■ Input for this task:
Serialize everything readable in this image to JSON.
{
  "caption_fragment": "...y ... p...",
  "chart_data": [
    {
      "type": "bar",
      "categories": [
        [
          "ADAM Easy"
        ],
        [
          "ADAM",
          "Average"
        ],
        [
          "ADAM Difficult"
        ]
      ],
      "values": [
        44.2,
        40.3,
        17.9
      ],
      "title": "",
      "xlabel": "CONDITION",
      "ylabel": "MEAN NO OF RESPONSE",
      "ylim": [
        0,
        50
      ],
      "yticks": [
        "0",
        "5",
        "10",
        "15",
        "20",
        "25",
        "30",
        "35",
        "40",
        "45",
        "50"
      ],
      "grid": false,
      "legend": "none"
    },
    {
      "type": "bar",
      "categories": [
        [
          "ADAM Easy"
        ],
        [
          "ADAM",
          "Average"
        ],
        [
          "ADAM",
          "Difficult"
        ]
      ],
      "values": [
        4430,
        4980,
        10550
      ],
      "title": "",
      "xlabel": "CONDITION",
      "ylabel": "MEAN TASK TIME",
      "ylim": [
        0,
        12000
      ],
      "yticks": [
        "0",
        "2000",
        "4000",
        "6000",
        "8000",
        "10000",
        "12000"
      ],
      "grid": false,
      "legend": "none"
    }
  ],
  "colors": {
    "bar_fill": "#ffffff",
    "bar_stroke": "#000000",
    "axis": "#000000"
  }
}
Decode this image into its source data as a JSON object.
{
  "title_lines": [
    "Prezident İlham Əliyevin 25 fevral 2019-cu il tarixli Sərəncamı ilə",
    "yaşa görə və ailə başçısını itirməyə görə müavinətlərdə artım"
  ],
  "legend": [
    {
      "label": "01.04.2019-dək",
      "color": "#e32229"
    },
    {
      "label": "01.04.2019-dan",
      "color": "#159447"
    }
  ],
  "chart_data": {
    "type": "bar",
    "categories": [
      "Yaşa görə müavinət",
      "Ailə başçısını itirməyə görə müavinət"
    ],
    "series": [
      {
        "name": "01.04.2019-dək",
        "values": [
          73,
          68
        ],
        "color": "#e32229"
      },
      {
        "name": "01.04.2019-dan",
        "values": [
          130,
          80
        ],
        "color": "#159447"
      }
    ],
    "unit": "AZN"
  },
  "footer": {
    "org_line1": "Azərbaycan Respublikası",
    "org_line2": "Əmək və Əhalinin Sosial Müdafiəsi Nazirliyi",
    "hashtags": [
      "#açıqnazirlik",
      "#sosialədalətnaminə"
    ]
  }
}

■ The task: Go back to the listing above and please repeat it exactly.

■ Solution for this problem:
Serialize everything readable in this image to JSON.
{
  "caption_fragment": "...y ... p...",
  "chart_data": [
    {
      "type": "bar",
      "categories": [
        [
          "ADAM Easy"
        ],
        [
          "ADAM",
          "Average"
        ],
        [
          "ADAM Difficult"
        ]
      ],
      "values": [
        44.2,
        40.3,
        17.9
      ],
      "title": "",
      "xlabel": "CONDITION",
      "ylabel": "MEAN NO OF RESPONSE",
      "ylim": [
        0,
        50
      ],
      "yticks": [
        "0",
        "5",
        "10",
        "15",
        "20",
        "25",
        "30",
        "35",
        "40",
        "45",
        "50"
      ],
      "grid": false,
      "legend": "none"
    },
    {
      "type": "bar",
      "categories": [
        [
          "ADAM Easy"
        ],
        [
          "ADAM",
          "Average"
        ],
        [
          "ADAM",
          "Difficult"
        ]
      ],
      "values": [
        4430,
        4980,
        10550
      ],
      "title": "",
      "xlabel": "CONDITION",
      "ylabel": "MEAN TASK TIME",
      "ylim": [
        0,
        12000
      ],
      "yticks": [
        "0",
        "2000",
        "4000",
        "6000",
        "8000",
        "10000",
        "12000"
      ],
      "grid": false,
      "legend": "none"
    }
  ],
  "colors": {
    "bar_fill": "#ffffff",
    "bar_stroke": "#000000",
    "axis": "#000000"
  }
}
Decode this image into its source data as a JSON object.
{
  "title_lines": [
    "Prezident İlham Əliyevin 25 fevral 2019-cu il tarixli Sərəncamı ilə",
    "yaşa görə və ailə başçısını itirməyə görə müavinətlərdə artım"
  ],
  "legend": [
    {
      "label": "01.04.2019-dək",
      "color": "#e32229"
    },
    {
      "label": "01.04.2019-dan",
      "color": "#159447"
    }
  ],
  "chart_data": {
    "type": "bar",
    "categories": [
      "Yaşa görə müavinət",
      "Ailə başçısını itirməyə görə müavinət"
    ],
    "series": [
      {
        "name": "01.04.2019-dək",
        "values": [
          73,
          68
        ],
        "color": "#e32229"
      },
      {
        "name": "01.04.2019-dan",
        "values": [
          130,
          80
        ],
        "color": "#159447"
      }
    ],
    "unit": "AZN"
  },
  "footer": {
    "org_line1": "Azərbaycan Respublikası",
    "org_line2": "Əmək və Əhalinin Sosial Müdafiəsi Nazirliyi",
    "hashtags": [
      "#açıqnazirlik",
      "#sosialədalətnaminə"
    ]
  }
}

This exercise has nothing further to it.